#### DO THIS
Look through the material below. Copy every line with the string "author" in it.

#### RECORDS SHOWN
• • •

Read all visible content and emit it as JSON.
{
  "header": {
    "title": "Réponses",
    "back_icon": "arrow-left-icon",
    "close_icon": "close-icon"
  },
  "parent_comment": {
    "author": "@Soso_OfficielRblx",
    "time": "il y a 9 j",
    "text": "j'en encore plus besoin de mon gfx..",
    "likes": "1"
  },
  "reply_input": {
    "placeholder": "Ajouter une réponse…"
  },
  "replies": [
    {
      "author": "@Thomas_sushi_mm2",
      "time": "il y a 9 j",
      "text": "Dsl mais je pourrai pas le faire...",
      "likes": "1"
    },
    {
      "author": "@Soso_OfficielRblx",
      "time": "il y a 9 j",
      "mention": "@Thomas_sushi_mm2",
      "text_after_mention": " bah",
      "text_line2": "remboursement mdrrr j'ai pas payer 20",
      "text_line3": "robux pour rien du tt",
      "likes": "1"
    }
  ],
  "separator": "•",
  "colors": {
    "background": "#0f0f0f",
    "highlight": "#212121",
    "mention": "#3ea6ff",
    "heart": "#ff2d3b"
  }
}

• • •

#### ANSWER TO THE EXERCISE
    "author": "@Soso_OfficielRblx",
      "author": "@Thomas_sushi_mm2",
      "author": "@Soso_OfficielRblx",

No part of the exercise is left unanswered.